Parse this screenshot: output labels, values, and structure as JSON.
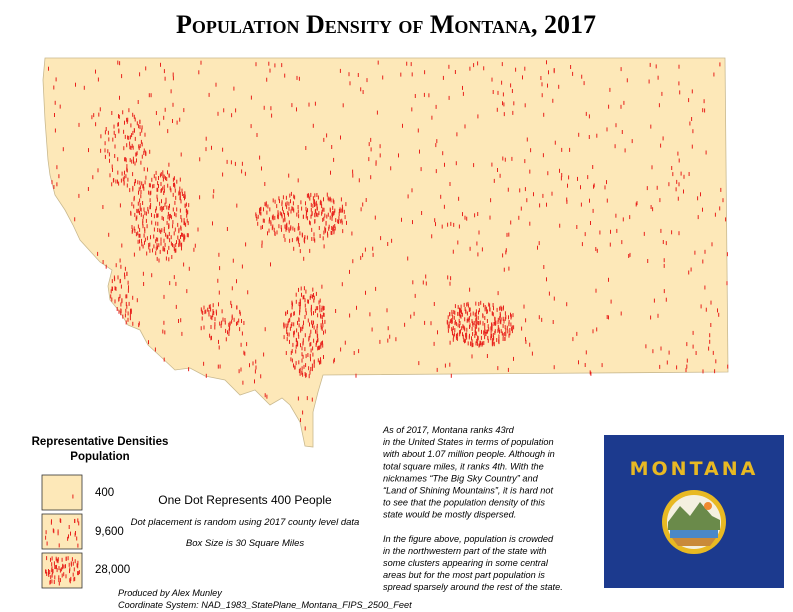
{
  "title": "Population Density of Montana, 2017",
  "legend": {
    "heading": "Representative Densities",
    "subheading": "Population",
    "items": [
      "400",
      "9,600",
      "28,000"
    ]
  },
  "notes": {
    "main": "One Dot Represents 400 People",
    "placement": "Dot placement is random using 2017 county level data",
    "box_size": "Box Size is 30 Square Miles"
  },
  "paragraph": {
    "lines": [
      "As of 2017, Montana ranks 43rd",
      "in the United States in terms of population",
      "with about 1.07 million people. Although in",
      "total square miles, it ranks 4th. With the",
      "nicknames “The Big Sky Country” and",
      "“Land of Shining Mountains”, it is hard not",
      "to see that the population density of this",
      "state would be mostly dispersed.",
      "In the figure above, population is crowded",
      "in the northwestern part of the state with",
      "some clusters appearing in some central",
      "areas but for the most part population is",
      "spread sparsely around the rest of the state."
    ]
  },
  "credits": {
    "author": "Produced by Alex Munley",
    "coordinate_system": "Coordinate System: NAD_1983_StatePlane_Montana_FIPS_2500_Feet"
  },
  "flag": {
    "label": "MONTANA"
  }
}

----------------

TASK PROMPT: Repeat each entry precisely as it appears. Leave the pictures out.

FINAL RESULT:
Parse this screenshot: output labels, values, and structure as JSON.
{
  "title": "Population Density of Montana, 2017",
  "legend": {
    "heading": "Representative Densities",
    "subheading": "Population",
    "items": [
      "400",
      "9,600",
      "28,000"
    ]
  },
  "notes": {
    "main": "One Dot Represents 400 People",
    "placement": "Dot placement is random using 2017 county level data",
    "box_size": "Box Size is 30 Square Miles"
  },
  "paragraph": {
    "lines": [
      "As of 2017, Montana ranks 43rd",
      "in the United States in terms of population",
      "with about 1.07 million people. Although in",
      "total square miles, it ranks 4th. With the",
      "nicknames “The Big Sky Country” and",
      "“Land of Shining Mountains”, it is hard not",
      "to see that the population density of this",
      "state would be mostly dispersed.",
      "In the figure above, population is crowded",
      "in the northwestern part of the state with",
      "some clusters appearing in some central",
      "areas but for the most part population is",
      "spread sparsely around the rest of the state."
    ]
  },
  "credits": {
    "author": "Produced by Alex Munley",
    "coordinate_system": "Coordinate System: NAD_1983_StatePlane_Montana_FIPS_2500_Feet"
  },
  "flag": {
    "label": "MONTANA"
  }
}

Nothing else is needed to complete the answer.